─── Excerpted records ───

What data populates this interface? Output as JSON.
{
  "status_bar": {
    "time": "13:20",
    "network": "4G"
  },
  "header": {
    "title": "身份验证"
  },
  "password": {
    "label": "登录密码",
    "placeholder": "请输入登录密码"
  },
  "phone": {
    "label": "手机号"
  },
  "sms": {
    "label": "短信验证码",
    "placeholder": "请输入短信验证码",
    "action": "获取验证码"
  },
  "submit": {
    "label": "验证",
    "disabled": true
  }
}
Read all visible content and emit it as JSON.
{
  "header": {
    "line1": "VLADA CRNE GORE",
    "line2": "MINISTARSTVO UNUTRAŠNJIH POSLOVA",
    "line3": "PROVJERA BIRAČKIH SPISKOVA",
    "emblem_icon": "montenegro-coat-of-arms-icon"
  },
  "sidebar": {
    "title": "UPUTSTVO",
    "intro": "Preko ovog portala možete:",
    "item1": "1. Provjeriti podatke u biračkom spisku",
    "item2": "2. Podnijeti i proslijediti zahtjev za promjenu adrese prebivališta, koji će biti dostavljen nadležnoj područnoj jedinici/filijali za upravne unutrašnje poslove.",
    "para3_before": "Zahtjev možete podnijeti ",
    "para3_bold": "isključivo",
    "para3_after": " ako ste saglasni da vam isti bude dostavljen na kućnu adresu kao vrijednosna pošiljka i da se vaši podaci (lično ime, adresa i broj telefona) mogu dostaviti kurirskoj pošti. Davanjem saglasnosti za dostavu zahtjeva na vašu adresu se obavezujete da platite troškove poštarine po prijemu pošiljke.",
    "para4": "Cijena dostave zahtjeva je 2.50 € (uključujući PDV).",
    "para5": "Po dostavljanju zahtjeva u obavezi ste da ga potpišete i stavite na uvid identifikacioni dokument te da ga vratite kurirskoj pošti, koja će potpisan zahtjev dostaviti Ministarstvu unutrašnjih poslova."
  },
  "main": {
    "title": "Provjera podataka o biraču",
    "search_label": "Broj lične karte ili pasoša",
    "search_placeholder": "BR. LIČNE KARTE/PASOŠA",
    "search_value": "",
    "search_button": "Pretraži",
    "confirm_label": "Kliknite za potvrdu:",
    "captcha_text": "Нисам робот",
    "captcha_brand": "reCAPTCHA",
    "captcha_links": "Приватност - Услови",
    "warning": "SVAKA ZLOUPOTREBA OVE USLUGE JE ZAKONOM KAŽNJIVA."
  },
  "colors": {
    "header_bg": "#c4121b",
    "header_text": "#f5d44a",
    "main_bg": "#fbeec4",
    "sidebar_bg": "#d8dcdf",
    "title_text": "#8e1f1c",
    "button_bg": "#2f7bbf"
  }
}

───

** Short exercise **
Copy out each line exactly as written.

** Response below **
What data populates this interface? Output as JSON.
{
  "status_bar": {
    "time": "13:20",
    "network": "4G"
  },
  "header": {
    "title": "身份验证"
  },
  "password": {
    "label": "登录密码",
    "placeholder": "请输入登录密码"
  },
  "phone": {
    "label": "手机号"
  },
  "sms": {
    "label": "短信验证码",
    "placeholder": "请输入短信验证码",
    "action": "获取验证码"
  },
  "submit": {
    "label": "验证",
    "disabled": true
  }
}
Read all visible content and emit it as JSON.
{
  "header": {
    "line1": "VLADA CRNE GORE",
    "line2": "MINISTARSTVO UNUTRAŠNJIH POSLOVA",
    "line3": "PROVJERA BIRAČKIH SPISKOVA",
    "emblem_icon": "montenegro-coat-of-arms-icon"
  },
  "sidebar": {
    "title": "UPUTSTVO",
    "intro": "Preko ovog portala možete:",
    "item1": "1. Provjeriti podatke u biračkom spisku",
    "item2": "2. Podnijeti i proslijediti zahtjev za promjenu adrese prebivališta, koji će biti dostavljen nadležnoj područnoj jedinici/filijali za upravne unutrašnje poslove.",
    "para3_before": "Zahtjev možete podnijeti ",
    "para3_bold": "isključivo",
    "para3_after": " ako ste saglasni da vam isti bude dostavljen na kućnu adresu kao vrijednosna pošiljka i da se vaši podaci (lično ime, adresa i broj telefona) mogu dostaviti kurirskoj pošti. Davanjem saglasnosti za dostavu zahtjeva na vašu adresu se obavezujete da platite troškove poštarine po prijemu pošiljke.",
    "para4": "Cijena dostave zahtjeva je 2.50 € (uključujući PDV).",
    "para5": "Po dostavljanju zahtjeva u obavezi ste da ga potpišete i stavite na uvid identifikacioni dokument te da ga vratite kurirskoj pošti, koja će potpisan zahtjev dostaviti Ministarstvu unutrašnjih poslova."
  },
  "main": {
    "title": "Provjera podataka o biraču",
    "search_label": "Broj lične karte ili pasoša",
    "search_placeholder": "BR. LIČNE KARTE/PASOŠA",
    "search_value": "",
    "search_button": "Pretraži",
    "confirm_label": "Kliknite za potvrdu:",
    "captcha_text": "Нисам робот",
    "captcha_brand": "reCAPTCHA",
    "captcha_links": "Приватност - Услови",
    "warning": "SVAKA ZLOUPOTREBA OVE USLUGE JE ZAKONOM KAŽNJIVA."
  },
  "colors": {
    "header_bg": "#c4121b",
    "header_text": "#f5d44a",
    "main_bg": "#fbeec4",
    "sidebar_bg": "#d8dcdf",
    "title_text": "#8e1f1c",
    "button_bg": "#2f7bbf"
  }
}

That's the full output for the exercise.